Problem statement - Scan the entries below. List each line with "title".

(Items from a figure collection)
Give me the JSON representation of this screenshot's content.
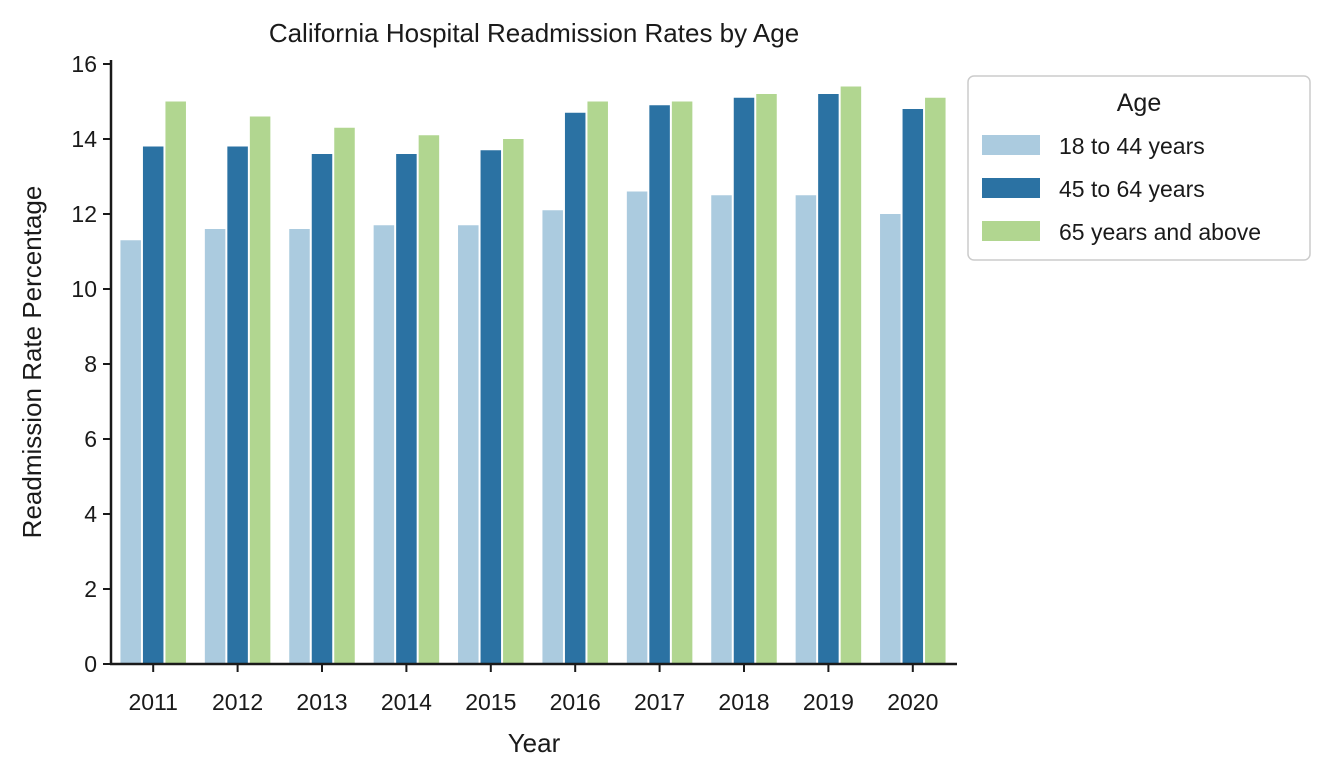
{
  "chart_data": {
    "type": "bar",
    "title": "California Hospital Readmission Rates by Age",
    "xlabel": "Year",
    "ylabel": "Readmission Rate Percentage",
    "categories": [
      "2011",
      "2012",
      "2013",
      "2014",
      "2015",
      "2016",
      "2017",
      "2018",
      "2019",
      "2020"
    ],
    "ylim": [
      0,
      16
    ],
    "yticks": [
      "0",
      "2",
      "4",
      "6",
      "8",
      "10",
      "12",
      "14",
      "16"
    ],
    "series": [
      {
        "name": "18 to 44 years",
        "color": "#abcbdf",
        "values": [
          11.3,
          11.6,
          11.6,
          11.7,
          11.7,
          12.1,
          12.6,
          12.5,
          12.5,
          12.0
        ]
      },
      {
        "name": "45 to 64 years",
        "color": "#2b72a3",
        "values": [
          13.8,
          13.8,
          13.6,
          13.6,
          13.7,
          14.7,
          14.9,
          15.1,
          15.2,
          14.8
        ]
      },
      {
        "name": "65 years and above",
        "color": "#b1d690",
        "values": [
          15.0,
          14.6,
          14.3,
          14.1,
          14.0,
          15.0,
          15.0,
          15.2,
          15.4,
          15.1
        ]
      }
    ],
    "legend": {
      "title": "Age",
      "placement": "outside-right-top"
    },
    "grid": false
  }
}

Task output -
    "title": "California Hospital Readmission Rates by Age",
      "title": "Age",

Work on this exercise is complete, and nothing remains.